◆ **STATED PROBLEM**: Pull out every line below holding the word "Annual".

Extracted data entries
* * * * *
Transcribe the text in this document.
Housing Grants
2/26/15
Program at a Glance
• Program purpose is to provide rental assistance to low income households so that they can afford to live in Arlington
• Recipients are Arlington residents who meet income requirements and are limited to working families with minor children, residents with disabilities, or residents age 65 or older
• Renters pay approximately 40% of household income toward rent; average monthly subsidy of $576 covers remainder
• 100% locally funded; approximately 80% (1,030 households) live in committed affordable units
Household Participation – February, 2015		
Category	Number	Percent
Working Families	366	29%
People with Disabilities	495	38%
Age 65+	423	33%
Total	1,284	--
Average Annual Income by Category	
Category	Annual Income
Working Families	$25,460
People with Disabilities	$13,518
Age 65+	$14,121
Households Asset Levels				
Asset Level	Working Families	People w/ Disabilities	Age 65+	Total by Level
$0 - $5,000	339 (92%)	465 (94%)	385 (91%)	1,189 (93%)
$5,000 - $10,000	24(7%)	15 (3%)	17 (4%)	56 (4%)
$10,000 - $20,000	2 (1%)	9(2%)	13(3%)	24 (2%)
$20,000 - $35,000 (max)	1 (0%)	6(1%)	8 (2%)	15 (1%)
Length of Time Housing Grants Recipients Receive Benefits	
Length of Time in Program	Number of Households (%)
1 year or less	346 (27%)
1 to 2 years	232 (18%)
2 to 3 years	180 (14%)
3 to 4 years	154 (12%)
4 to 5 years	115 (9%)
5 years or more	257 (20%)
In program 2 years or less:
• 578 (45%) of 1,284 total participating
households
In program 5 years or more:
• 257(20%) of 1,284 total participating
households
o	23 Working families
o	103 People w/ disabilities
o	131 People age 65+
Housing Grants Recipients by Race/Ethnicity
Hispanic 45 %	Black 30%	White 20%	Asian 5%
* * * * *
◆ **REPLY TO THE EXERCISE**:
Average Annual Income by Category	
Category	Annual Income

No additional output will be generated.